*Aim of the task:*
Output the data word for word, dropping every image.

*Source data:*

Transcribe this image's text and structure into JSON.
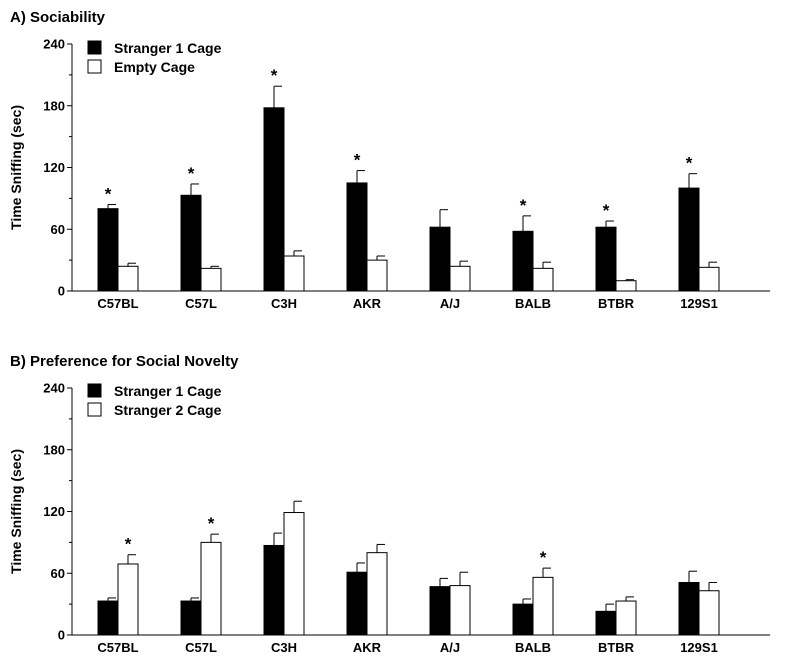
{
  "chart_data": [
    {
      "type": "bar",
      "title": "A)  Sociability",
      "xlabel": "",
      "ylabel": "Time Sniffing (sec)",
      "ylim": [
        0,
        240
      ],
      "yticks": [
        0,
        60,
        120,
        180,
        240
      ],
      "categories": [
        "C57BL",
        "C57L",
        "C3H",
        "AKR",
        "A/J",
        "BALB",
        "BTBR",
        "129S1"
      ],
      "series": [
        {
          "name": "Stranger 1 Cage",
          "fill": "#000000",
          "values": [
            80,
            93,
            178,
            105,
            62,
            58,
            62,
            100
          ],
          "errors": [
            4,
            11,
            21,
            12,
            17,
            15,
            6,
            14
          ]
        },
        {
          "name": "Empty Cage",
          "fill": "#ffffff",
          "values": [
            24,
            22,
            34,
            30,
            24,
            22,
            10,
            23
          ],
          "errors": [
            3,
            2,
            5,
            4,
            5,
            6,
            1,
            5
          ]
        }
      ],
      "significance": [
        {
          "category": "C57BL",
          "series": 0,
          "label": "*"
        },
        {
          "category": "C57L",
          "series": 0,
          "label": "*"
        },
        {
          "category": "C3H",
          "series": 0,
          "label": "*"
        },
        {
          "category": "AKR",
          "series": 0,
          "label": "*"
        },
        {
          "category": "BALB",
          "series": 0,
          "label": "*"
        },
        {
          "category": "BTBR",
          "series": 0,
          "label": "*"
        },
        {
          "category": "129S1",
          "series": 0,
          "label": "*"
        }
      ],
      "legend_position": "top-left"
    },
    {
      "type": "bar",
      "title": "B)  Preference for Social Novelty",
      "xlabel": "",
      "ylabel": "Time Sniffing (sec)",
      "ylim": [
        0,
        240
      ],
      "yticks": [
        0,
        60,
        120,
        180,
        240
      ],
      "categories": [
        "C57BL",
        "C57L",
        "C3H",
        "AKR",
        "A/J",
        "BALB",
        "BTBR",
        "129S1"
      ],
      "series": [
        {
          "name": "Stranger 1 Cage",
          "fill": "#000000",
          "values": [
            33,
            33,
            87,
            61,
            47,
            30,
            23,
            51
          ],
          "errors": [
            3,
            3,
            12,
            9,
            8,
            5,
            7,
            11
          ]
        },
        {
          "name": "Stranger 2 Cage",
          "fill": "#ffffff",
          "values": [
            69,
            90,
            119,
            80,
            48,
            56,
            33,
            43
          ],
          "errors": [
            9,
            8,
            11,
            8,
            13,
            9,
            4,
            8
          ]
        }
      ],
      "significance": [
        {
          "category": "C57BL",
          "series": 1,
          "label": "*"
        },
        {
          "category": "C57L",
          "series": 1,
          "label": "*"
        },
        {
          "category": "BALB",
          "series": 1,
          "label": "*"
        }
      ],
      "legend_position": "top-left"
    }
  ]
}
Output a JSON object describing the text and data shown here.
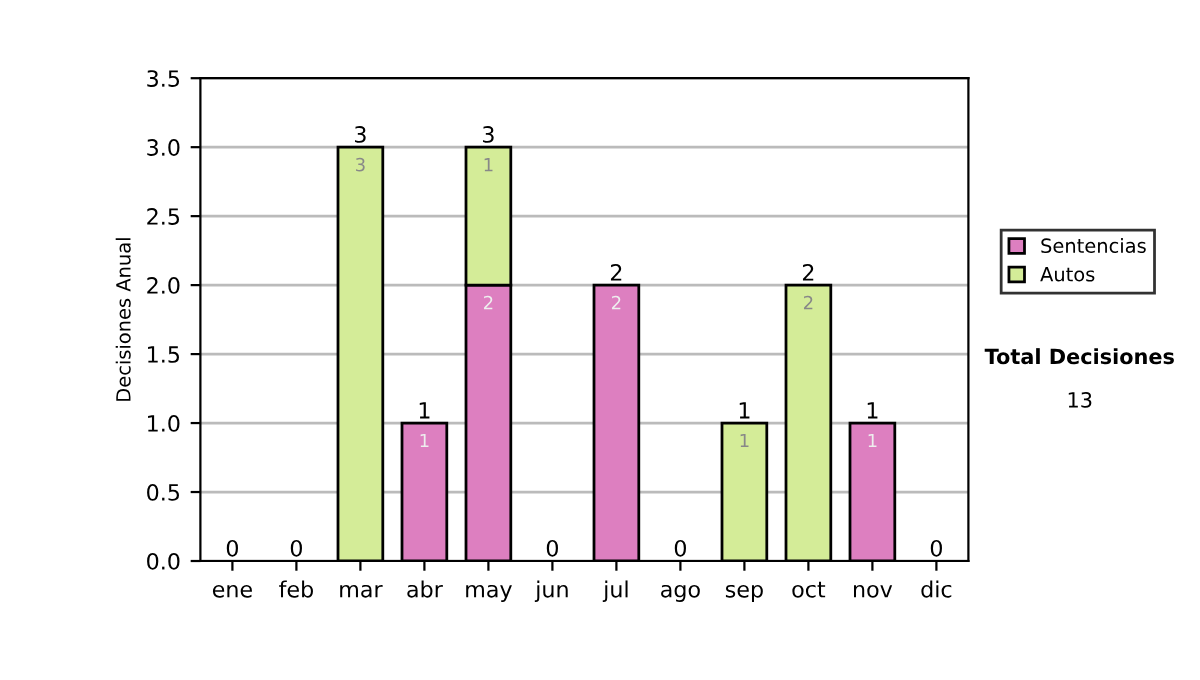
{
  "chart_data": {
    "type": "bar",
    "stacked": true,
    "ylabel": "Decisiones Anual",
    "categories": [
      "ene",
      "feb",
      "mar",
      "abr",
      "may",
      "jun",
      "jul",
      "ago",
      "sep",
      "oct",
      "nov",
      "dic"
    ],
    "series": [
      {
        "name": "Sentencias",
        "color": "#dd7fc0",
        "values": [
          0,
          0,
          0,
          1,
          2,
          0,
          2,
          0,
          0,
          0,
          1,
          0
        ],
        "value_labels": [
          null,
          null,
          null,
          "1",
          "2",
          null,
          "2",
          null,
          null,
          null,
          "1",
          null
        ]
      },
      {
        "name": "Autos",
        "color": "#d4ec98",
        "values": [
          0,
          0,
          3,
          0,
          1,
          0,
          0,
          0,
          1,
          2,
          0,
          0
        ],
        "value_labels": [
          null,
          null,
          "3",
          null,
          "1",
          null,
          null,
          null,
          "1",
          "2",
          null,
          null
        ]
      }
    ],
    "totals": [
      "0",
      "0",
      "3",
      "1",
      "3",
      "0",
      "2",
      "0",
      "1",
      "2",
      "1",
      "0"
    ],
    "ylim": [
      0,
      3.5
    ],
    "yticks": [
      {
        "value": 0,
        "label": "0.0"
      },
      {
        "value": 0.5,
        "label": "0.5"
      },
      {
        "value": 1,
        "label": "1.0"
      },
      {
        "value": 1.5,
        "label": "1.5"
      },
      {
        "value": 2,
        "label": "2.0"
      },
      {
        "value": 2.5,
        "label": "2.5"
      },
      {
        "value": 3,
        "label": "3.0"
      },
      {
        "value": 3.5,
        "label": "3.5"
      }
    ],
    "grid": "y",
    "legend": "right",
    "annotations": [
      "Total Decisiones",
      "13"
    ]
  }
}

*Result:*
Transcribe this image's text and structure into JSON.
{
  "chart_data": [
    {
      "type": "bar",
      "title": "A)  Sociability",
      "xlabel": "",
      "ylabel": "Time Sniffing (sec)",
      "ylim": [
        0,
        240
      ],
      "yticks": [
        0,
        60,
        120,
        180,
        240
      ],
      "categories": [
        "C57BL",
        "C57L",
        "C3H",
        "AKR",
        "A/J",
        "BALB",
        "BTBR",
        "129S1"
      ],
      "series": [
        {
          "name": "Stranger 1 Cage",
          "fill": "#000000",
          "values": [
            80,
            93,
            178,
            105,
            62,
            58,
            62,
            100
          ],
          "errors": [
            4,
            11,
            21,
            12,
            17,
            15,
            6,
            14
          ]
        },
        {
          "name": "Empty Cage",
          "fill": "#ffffff",
          "values": [
            24,
            22,
            34,
            30,
            24,
            22,
            10,
            23
          ],
          "errors": [
            3,
            2,
            5,
            4,
            5,
            6,
            1,
            5
          ]
        }
      ],
      "significance": [
        {
          "category": "C57BL",
          "series": 0,
          "label": "*"
        },
        {
          "category": "C57L",
          "series": 0,
          "label": "*"
        },
        {
          "category": "C3H",
          "series": 0,
          "label": "*"
        },
        {
          "category": "AKR",
          "series": 0,
          "label": "*"
        },
        {
          "category": "BALB",
          "series": 0,
          "label": "*"
        },
        {
          "category": "BTBR",
          "series": 0,
          "label": "*"
        },
        {
          "category": "129S1",
          "series": 0,
          "label": "*"
        }
      ],
      "legend_position": "top-left"
    },
    {
      "type": "bar",
      "title": "B)  Preference for Social Novelty",
      "xlabel": "",
      "ylabel": "Time Sniffing (sec)",
      "ylim": [
        0,
        240
      ],
      "yticks": [
        0,
        60,
        120,
        180,
        240
      ],
      "categories": [
        "C57BL",
        "C57L",
        "C3H",
        "AKR",
        "A/J",
        "BALB",
        "BTBR",
        "129S1"
      ],
      "series": [
        {
          "name": "Stranger 1 Cage",
          "fill": "#000000",
          "values": [
            33,
            33,
            87,
            61,
            47,
            30,
            23,
            51
          ],
          "errors": [
            3,
            3,
            12,
            9,
            8,
            5,
            7,
            11
          ]
        },
        {
          "name": "Stranger 2 Cage",
          "fill": "#ffffff",
          "values": [
            69,
            90,
            119,
            80,
            48,
            56,
            33,
            43
          ],
          "errors": [
            9,
            8,
            11,
            8,
            13,
            9,
            4,
            8
          ]
        }
      ],
      "significance": [
        {
          "category": "C57BL",
          "series": 1,
          "label": "*"
        },
        {
          "category": "C57L",
          "series": 1,
          "label": "*"
        },
        {
          "category": "BALB",
          "series": 1,
          "label": "*"
        }
      ],
      "legend_position": "top-left"
    }
  ]
}
Output a JSON object describing the text and data shown here.
{
  "chart_data": {
    "type": "bar",
    "stacked": true,
    "ylabel": "Decisiones Anual",
    "categories": [
      "ene",
      "feb",
      "mar",
      "abr",
      "may",
      "jun",
      "jul",
      "ago",
      "sep",
      "oct",
      "nov",
      "dic"
    ],
    "series": [
      {
        "name": "Sentencias",
        "color": "#dd7fc0",
        "values": [
          0,
          0,
          0,
          1,
          2,
          0,
          2,
          0,
          0,
          0,
          1,
          0
        ],
        "value_labels": [
          null,
          null,
          null,
          "1",
          "2",
          null,
          "2",
          null,
          null,
          null,
          "1",
          null
        ]
      },
      {
        "name": "Autos",
        "color": "#d4ec98",
        "values": [
          0,
          0,
          3,
          0,
          1,
          0,
          0,
          0,
          1,
          2,
          0,
          0
        ],
        "value_labels": [
          null,
          null,
          "3",
          null,
          "1",
          null,
          null,
          null,
          "1",
          "2",
          null,
          null
        ]
      }
    ],
    "totals": [
      "0",
      "0",
      "3",
      "1",
      "3",
      "0",
      "2",
      "0",
      "1",
      "2",
      "1",
      "0"
    ],
    "ylim": [
      0,
      3.5
    ],
    "yticks": [
      {
        "value": 0,
        "label": "0.0"
      },
      {
        "value": 0.5,
        "label": "0.5"
      },
      {
        "value": 1,
        "label": "1.0"
      },
      {
        "value": 1.5,
        "label": "1.5"
      },
      {
        "value": 2,
        "label": "2.0"
      },
      {
        "value": 2.5,
        "label": "2.5"
      },
      {
        "value": 3,
        "label": "3.0"
      },
      {
        "value": 3.5,
        "label": "3.5"
      }
    ],
    "grid": "y",
    "legend": "right",
    "annotations": [
      "Total Decisiones",
      "13"
    ]
  }
}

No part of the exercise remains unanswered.